-- START --
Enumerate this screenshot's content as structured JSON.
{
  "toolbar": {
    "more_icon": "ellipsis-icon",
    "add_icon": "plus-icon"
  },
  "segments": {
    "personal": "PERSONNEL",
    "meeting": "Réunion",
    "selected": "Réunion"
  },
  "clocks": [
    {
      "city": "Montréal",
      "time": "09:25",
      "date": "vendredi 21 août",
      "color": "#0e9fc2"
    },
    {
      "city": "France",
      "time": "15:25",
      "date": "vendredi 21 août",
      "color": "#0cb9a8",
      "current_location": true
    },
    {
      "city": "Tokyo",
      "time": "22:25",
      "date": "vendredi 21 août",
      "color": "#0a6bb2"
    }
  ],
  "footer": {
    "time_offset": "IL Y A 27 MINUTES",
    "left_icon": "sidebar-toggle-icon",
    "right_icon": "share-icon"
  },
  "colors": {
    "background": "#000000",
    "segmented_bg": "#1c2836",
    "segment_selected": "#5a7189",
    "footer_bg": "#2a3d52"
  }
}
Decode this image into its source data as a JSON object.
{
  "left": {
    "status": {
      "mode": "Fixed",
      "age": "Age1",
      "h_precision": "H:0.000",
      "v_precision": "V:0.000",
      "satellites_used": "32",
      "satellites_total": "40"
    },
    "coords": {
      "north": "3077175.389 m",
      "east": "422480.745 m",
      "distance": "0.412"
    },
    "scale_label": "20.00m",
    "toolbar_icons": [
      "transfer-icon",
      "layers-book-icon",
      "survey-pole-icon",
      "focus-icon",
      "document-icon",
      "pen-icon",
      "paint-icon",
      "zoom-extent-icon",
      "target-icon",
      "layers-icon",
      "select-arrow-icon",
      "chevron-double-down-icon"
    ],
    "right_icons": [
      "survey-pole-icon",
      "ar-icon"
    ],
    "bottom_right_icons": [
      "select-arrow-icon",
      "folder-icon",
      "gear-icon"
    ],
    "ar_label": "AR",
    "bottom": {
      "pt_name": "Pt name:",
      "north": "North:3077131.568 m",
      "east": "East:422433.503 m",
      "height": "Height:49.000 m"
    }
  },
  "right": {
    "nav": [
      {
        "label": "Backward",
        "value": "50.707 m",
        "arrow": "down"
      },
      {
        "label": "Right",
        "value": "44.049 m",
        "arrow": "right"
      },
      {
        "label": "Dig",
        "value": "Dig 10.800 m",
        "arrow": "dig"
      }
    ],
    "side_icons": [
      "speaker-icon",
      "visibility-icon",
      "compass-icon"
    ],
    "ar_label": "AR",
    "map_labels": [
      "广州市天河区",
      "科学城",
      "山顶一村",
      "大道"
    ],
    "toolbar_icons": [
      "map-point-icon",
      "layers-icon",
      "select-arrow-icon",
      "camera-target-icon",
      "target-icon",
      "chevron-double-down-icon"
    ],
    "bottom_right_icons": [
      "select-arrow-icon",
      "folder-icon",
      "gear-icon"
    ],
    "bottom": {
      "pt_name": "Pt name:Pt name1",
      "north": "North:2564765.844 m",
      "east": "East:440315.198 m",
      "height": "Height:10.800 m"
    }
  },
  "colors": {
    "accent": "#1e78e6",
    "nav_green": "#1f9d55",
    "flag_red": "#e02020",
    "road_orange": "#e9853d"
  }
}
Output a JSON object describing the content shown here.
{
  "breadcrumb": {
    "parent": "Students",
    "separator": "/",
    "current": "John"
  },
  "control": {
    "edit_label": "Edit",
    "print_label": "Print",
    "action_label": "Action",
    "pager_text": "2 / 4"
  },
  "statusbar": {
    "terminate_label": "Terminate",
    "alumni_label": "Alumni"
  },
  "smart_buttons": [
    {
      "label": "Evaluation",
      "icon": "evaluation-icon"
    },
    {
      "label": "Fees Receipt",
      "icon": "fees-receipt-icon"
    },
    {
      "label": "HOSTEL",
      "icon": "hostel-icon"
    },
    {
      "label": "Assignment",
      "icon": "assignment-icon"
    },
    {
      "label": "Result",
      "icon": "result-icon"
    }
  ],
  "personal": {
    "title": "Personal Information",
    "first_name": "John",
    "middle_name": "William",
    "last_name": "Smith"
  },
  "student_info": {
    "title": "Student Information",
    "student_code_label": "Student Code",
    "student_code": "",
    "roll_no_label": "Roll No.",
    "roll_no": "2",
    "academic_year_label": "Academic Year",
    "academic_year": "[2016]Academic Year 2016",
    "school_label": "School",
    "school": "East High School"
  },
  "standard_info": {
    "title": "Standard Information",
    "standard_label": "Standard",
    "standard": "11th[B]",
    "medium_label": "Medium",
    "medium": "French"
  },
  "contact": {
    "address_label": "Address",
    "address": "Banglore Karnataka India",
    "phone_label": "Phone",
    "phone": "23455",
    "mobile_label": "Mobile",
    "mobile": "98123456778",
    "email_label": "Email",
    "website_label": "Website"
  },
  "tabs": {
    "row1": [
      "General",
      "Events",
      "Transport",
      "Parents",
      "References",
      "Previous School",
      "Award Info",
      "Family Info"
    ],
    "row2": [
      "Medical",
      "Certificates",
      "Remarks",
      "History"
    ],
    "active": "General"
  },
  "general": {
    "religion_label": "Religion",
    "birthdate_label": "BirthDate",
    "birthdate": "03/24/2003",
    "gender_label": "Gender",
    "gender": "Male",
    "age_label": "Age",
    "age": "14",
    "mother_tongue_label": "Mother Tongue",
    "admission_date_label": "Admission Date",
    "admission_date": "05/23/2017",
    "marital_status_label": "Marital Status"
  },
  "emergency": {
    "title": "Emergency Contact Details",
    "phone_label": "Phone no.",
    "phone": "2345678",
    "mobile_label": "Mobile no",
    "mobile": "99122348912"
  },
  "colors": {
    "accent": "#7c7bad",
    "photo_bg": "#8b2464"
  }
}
-- END --
*SET EXERCISE:* Search the data for the word "Height" and copy each line where it appears.

*THE OUTPUT:*
      "height": "Height:49.000 m"
      "height": "Height:10.800 m"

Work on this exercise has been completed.